■ **Exercise objective**
Out of all the lines below, count those with the word "structure". Give the number only.

■ **Extracted entries**
--- --- ---

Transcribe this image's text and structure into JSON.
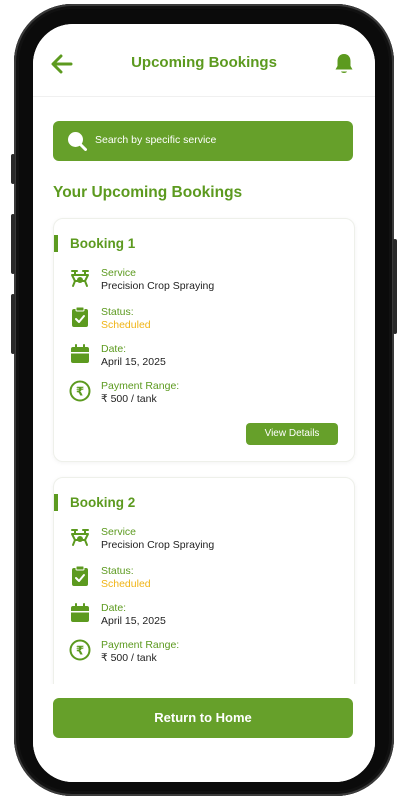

--- --- ---

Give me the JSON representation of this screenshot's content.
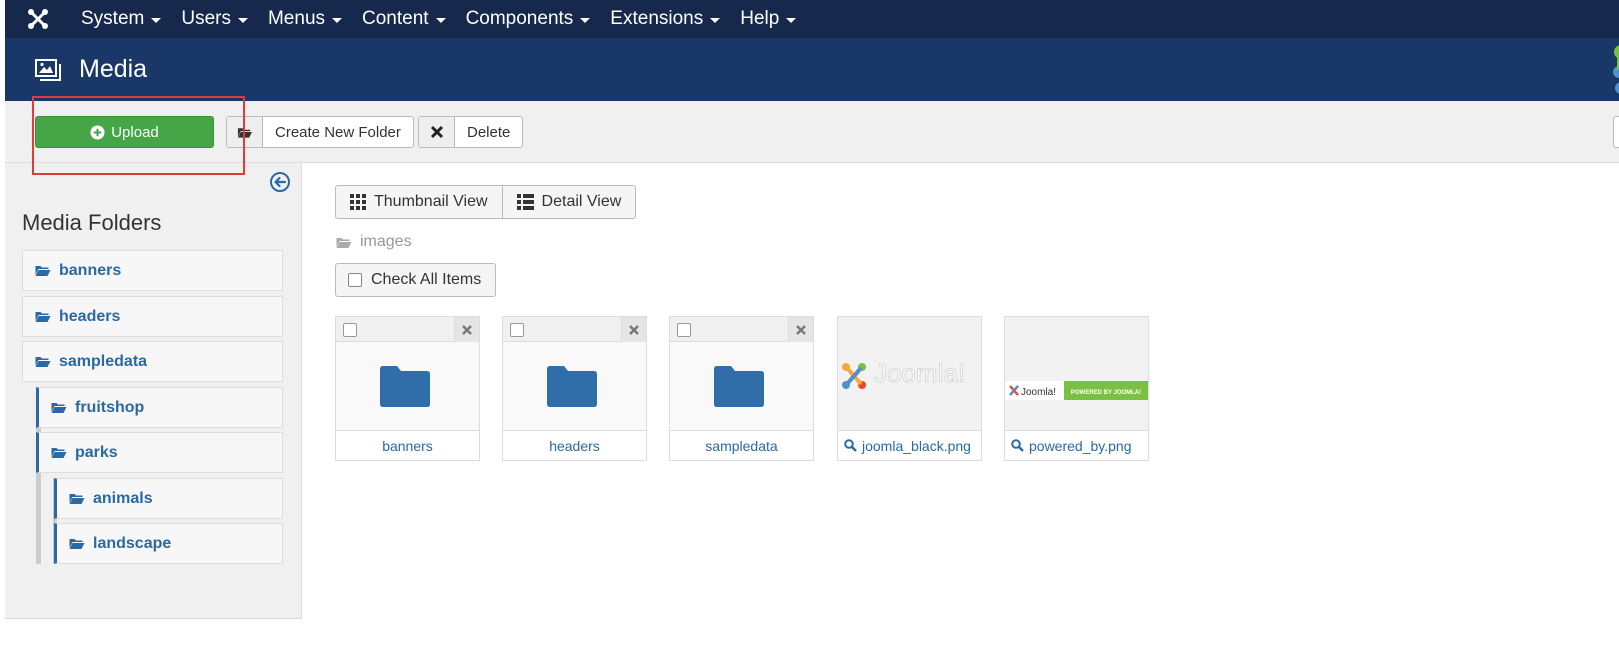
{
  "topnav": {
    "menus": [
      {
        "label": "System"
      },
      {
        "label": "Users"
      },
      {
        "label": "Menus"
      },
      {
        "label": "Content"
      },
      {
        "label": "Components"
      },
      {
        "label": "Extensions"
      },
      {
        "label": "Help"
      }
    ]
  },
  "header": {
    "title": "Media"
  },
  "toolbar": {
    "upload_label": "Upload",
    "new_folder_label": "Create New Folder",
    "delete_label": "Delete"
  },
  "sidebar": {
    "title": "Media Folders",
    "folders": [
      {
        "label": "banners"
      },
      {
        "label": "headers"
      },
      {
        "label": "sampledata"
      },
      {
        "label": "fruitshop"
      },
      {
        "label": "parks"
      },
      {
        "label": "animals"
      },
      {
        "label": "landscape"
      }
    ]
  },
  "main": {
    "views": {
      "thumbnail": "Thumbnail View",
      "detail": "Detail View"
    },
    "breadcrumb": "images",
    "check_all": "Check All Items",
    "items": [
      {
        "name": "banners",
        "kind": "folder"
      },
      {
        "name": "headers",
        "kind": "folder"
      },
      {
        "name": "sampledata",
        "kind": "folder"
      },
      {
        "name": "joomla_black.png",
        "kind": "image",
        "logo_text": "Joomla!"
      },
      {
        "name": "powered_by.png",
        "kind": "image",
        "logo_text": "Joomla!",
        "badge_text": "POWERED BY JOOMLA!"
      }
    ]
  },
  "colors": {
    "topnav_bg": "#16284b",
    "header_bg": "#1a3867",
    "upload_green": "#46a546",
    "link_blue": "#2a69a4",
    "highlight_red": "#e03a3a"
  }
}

--- --- ---

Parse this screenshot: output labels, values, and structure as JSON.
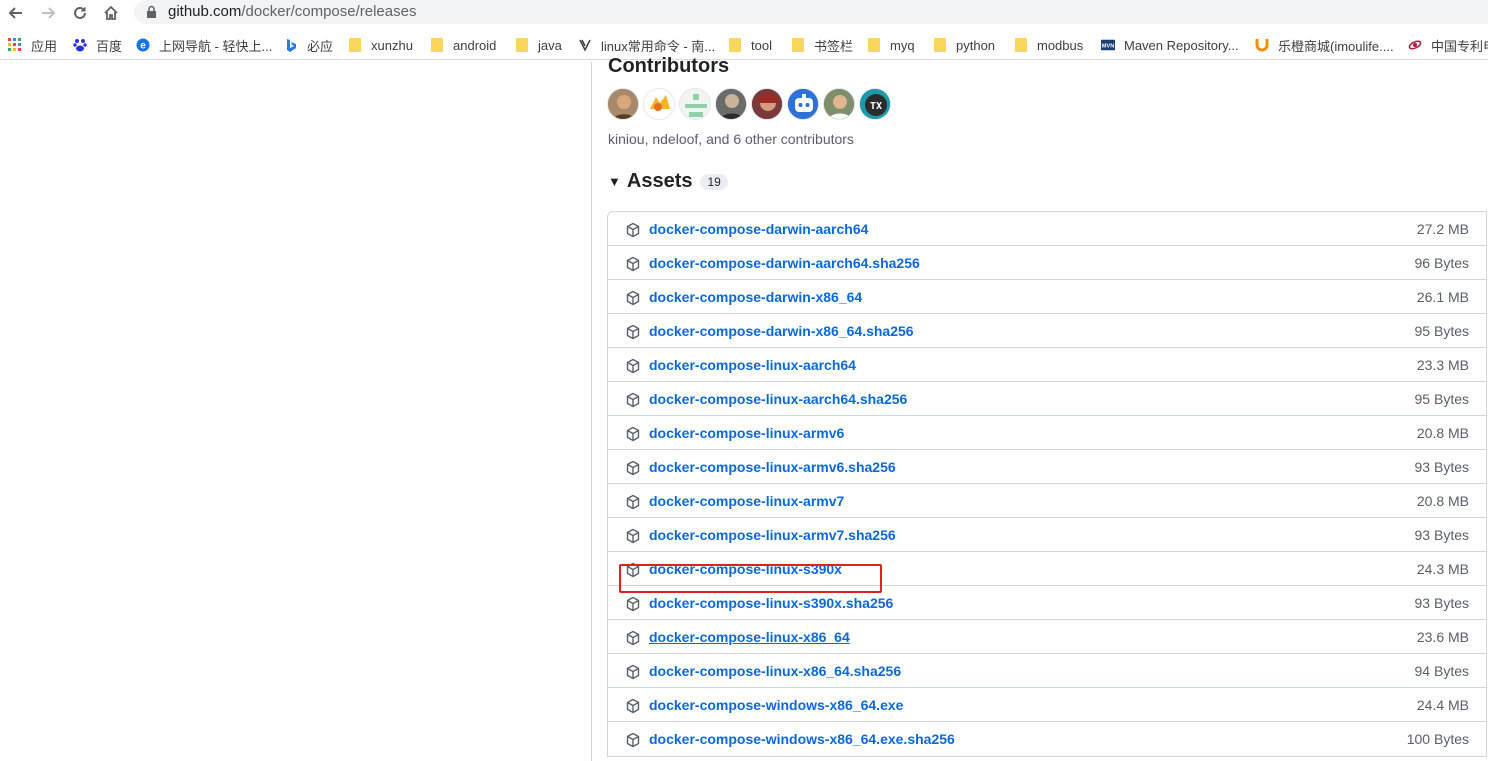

--- --- ---

■ **Expected output**
2